Task instructions
Output the material beneath exactly, leaving nothing out.

Input for this task
▶
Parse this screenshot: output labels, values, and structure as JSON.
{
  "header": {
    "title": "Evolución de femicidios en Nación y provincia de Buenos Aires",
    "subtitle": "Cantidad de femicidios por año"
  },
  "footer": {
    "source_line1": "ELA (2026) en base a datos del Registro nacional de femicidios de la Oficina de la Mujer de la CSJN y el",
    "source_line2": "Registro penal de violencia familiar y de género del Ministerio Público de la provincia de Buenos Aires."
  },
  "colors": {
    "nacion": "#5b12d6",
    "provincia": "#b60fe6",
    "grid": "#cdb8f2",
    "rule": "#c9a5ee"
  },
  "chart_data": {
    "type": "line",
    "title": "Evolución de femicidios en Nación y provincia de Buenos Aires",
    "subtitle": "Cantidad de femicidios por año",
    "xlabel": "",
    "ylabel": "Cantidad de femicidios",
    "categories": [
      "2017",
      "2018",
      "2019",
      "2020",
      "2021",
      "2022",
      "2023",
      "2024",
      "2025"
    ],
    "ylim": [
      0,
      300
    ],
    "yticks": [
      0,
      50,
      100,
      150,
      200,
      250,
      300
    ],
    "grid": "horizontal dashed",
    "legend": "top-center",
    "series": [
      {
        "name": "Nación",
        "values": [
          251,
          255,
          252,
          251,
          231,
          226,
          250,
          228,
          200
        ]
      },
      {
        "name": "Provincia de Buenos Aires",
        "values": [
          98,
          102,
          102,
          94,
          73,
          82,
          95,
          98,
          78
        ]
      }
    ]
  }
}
◀
Result of this task
Parse this screenshot: output labels, values, and structure as JSON.
{
  "header": {
    "title": "Evolución de femicidios en Nación y provincia de Buenos Aires",
    "subtitle": "Cantidad de femicidios por año"
  },
  "footer": {
    "source_line1": "ELA (2026) en base a datos del Registro nacional de femicidios de la Oficina de la Mujer de la CSJN y el",
    "source_line2": "Registro penal de violencia familiar y de género del Ministerio Público de la provincia de Buenos Aires."
  },
  "colors": {
    "nacion": "#5b12d6",
    "provincia": "#b60fe6",
    "grid": "#cdb8f2",
    "rule": "#c9a5ee"
  },
  "chart_data": {
    "type": "line",
    "title": "Evolución de femicidios en Nación y provincia de Buenos Aires",
    "subtitle": "Cantidad de femicidios por año",
    "xlabel": "",
    "ylabel": "Cantidad de femicidios",
    "categories": [
      "2017",
      "2018",
      "2019",
      "2020",
      "2021",
      "2022",
      "2023",
      "2024",
      "2025"
    ],
    "ylim": [
      0,
      300
    ],
    "yticks": [
      0,
      50,
      100,
      150,
      200,
      250,
      300
    ],
    "grid": "horizontal dashed",
    "legend": "top-center",
    "series": [
      {
        "name": "Nación",
        "values": [
          251,
          255,
          252,
          251,
          231,
          226,
          250,
          228,
          200
        ]
      },
      {
        "name": "Provincia de Buenos Aires",
        "values": [
          98,
          102,
          102,
          94,
          73,
          82,
          95,
          98,
          78
        ]
      }
    ]
  }
}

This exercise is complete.